══ Supplied material ══

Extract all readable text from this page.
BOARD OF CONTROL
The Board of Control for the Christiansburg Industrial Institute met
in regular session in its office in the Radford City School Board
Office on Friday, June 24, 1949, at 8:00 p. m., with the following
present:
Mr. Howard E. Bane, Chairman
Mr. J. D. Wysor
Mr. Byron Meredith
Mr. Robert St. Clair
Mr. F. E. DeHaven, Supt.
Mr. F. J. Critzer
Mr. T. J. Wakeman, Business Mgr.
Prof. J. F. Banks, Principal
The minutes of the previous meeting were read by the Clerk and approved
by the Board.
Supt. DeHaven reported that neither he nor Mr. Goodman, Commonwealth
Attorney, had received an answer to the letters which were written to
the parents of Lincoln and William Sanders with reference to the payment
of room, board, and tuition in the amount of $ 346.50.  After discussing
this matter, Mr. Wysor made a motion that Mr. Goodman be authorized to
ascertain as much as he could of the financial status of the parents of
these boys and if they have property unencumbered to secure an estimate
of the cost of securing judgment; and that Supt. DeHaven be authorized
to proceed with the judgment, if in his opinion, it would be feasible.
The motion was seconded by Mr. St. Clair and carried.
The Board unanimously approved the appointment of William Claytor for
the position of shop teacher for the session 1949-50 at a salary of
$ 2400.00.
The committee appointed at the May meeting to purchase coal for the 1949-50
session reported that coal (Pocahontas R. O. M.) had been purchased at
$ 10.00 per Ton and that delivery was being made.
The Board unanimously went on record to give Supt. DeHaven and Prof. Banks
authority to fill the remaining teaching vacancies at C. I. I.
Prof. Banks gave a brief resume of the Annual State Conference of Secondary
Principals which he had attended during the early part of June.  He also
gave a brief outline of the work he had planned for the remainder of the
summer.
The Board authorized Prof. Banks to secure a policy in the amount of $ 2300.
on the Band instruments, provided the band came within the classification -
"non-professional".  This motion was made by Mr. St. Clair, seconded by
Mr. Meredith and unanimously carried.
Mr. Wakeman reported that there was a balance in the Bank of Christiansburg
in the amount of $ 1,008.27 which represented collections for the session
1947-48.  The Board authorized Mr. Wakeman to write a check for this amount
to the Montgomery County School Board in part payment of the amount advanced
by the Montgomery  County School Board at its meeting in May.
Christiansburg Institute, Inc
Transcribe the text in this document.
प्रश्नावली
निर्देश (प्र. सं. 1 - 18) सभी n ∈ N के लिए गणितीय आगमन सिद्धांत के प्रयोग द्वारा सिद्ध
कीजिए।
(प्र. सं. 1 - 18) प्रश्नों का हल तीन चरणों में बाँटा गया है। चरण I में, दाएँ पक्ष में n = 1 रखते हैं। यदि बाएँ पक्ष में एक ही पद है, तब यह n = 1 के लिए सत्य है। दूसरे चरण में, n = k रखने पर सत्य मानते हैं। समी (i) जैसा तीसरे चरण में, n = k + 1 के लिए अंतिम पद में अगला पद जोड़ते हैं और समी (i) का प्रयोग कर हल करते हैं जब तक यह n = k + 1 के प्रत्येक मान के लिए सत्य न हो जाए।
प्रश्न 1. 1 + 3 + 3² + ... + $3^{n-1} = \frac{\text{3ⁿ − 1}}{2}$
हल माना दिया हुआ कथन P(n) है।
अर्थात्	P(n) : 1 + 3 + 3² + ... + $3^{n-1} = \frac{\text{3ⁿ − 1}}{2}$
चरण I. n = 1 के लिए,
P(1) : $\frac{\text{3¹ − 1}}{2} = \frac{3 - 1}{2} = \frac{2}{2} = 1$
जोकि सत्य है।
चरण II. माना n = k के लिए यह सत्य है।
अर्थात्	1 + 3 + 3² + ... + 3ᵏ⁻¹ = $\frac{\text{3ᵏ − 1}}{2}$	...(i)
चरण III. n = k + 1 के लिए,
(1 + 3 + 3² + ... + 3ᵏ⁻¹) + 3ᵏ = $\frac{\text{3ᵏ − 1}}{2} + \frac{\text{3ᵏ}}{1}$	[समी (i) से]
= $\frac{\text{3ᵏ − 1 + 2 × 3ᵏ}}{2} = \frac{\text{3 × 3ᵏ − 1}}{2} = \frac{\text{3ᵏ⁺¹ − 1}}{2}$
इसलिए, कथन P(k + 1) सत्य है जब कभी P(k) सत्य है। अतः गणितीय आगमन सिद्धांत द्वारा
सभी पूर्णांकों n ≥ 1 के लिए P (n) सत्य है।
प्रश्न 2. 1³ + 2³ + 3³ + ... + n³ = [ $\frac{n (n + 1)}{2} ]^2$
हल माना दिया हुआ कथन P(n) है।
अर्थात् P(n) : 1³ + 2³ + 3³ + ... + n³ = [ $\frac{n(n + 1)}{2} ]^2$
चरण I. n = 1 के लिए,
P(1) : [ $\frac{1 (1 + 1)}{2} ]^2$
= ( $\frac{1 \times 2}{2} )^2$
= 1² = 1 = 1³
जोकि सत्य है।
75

═══

◆ **Description of the task**
Look through the listing and extract every line with "June" in it.

◆ **Expected answer**
Office on Friday, June 24, 1949, at 8:00 p. m., with the following
Principals which he had attended during the early part of June.  He also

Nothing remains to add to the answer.